[Data extracted from a collection]
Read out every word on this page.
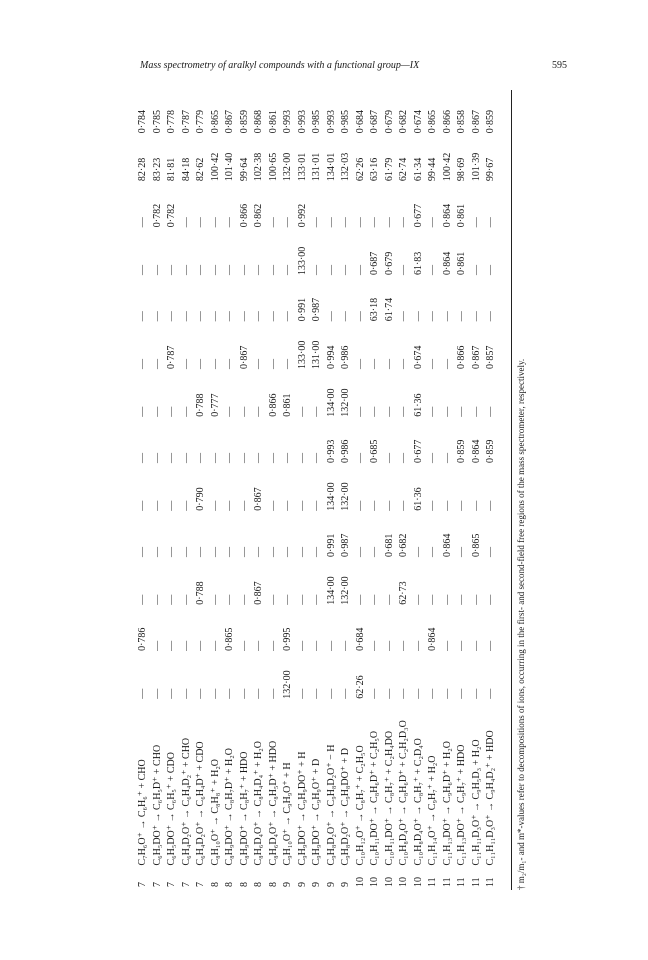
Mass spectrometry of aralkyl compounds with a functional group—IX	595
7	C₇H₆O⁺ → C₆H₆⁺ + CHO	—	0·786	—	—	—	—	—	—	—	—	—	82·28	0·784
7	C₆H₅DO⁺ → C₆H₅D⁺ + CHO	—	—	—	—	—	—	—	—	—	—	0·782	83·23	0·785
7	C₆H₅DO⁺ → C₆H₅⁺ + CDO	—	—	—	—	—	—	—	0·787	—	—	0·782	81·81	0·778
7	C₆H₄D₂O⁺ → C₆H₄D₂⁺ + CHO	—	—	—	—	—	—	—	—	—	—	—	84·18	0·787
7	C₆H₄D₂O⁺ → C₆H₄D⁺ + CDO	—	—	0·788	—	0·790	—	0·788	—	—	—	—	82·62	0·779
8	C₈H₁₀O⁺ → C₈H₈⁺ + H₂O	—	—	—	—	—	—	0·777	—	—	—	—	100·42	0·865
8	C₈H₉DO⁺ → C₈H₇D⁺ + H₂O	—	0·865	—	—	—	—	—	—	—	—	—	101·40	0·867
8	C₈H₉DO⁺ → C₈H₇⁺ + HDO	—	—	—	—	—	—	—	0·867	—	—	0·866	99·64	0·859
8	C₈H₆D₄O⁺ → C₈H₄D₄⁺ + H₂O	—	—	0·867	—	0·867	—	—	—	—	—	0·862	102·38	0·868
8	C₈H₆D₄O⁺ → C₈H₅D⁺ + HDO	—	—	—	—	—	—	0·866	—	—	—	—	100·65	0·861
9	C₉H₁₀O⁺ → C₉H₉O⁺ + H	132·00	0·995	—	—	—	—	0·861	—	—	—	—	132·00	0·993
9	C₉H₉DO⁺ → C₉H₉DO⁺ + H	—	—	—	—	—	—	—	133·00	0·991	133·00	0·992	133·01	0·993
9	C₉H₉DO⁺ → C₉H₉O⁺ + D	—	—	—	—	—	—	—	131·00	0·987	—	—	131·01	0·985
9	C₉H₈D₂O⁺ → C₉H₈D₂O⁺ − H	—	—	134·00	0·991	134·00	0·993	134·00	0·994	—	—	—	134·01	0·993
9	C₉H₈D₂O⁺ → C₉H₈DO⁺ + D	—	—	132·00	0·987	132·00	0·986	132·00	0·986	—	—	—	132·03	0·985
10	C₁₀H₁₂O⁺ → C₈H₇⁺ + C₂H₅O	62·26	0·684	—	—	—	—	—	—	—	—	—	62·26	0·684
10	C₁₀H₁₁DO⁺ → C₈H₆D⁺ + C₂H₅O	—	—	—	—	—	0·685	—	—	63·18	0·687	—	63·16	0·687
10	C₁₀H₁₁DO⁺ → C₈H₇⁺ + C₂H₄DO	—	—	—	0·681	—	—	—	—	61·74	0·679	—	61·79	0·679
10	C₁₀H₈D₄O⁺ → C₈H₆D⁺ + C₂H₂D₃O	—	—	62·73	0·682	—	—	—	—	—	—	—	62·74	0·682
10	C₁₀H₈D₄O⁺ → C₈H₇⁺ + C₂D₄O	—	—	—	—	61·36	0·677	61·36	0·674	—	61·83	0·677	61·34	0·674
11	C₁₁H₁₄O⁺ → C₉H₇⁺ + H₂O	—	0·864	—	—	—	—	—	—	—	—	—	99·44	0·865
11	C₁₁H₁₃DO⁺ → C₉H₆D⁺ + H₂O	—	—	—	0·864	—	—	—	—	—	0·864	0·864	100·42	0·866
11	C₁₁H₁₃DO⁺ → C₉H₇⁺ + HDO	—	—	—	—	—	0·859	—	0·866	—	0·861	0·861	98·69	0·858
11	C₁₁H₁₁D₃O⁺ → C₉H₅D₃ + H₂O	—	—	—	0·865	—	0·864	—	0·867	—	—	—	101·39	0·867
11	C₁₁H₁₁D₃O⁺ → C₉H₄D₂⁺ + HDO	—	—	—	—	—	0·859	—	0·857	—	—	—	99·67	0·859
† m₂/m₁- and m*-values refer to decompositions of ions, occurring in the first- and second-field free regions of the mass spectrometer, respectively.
==
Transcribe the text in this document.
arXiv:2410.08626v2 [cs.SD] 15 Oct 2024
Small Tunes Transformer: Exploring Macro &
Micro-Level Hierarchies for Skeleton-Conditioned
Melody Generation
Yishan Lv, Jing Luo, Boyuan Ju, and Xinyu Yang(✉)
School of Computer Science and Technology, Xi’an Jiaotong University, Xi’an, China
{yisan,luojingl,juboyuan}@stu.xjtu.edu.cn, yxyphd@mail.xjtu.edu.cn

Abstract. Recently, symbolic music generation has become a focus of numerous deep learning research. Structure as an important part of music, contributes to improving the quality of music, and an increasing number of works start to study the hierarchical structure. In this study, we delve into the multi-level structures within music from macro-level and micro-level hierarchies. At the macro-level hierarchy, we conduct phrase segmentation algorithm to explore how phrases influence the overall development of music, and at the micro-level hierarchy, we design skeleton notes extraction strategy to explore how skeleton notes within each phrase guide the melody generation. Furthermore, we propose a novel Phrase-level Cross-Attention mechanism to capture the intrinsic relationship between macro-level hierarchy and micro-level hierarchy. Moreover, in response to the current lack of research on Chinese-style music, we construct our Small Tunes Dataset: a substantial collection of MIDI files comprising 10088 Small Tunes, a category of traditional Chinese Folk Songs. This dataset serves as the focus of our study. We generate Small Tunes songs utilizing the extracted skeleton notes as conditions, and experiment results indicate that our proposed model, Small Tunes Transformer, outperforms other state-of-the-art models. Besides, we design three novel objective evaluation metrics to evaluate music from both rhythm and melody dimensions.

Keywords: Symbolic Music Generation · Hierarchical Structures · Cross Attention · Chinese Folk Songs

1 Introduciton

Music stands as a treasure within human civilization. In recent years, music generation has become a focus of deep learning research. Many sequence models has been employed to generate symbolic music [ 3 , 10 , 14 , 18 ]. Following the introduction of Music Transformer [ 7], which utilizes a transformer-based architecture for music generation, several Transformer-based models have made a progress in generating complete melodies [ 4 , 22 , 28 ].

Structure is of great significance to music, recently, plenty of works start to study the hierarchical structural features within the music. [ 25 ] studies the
---
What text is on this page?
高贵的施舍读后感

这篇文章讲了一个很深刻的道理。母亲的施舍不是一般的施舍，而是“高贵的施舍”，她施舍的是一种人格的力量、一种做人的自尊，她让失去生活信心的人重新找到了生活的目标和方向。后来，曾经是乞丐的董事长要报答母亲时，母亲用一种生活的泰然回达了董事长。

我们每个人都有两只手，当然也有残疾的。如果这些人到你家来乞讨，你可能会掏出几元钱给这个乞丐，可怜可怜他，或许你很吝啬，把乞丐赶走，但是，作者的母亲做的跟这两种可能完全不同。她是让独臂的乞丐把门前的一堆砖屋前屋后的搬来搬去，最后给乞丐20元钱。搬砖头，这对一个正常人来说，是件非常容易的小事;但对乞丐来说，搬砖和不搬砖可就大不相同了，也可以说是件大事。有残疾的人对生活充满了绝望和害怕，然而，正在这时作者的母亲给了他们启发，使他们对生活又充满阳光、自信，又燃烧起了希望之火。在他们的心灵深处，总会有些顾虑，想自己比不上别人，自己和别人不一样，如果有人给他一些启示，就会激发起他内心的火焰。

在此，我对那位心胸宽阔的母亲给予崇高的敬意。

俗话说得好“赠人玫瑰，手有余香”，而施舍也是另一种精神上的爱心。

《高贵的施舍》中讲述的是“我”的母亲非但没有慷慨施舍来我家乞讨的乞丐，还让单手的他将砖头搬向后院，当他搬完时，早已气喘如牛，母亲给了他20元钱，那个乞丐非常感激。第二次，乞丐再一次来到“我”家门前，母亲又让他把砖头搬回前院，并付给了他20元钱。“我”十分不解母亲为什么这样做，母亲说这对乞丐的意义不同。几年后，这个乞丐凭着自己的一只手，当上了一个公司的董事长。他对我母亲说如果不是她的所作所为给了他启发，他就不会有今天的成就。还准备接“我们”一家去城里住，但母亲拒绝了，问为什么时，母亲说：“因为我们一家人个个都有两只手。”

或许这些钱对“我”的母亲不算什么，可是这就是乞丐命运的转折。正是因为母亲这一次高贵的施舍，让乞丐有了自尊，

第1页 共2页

▶ [TASK BRIEF]
Copy out every line where the word "C₆H₅DO" occurs.

▶ [OUTPUT BELOW]
7	C₆H₅DO⁺ → C₆H₅D⁺ + CHO	—	—	—	—	—	—	—	—	—	—	0·782	83·23	0·785
7	C₆H₅DO⁺ → C₆H₅⁺ + CDO	—	—	—	—	—	—	—	0·787	—	—	0·782	81·81	0·778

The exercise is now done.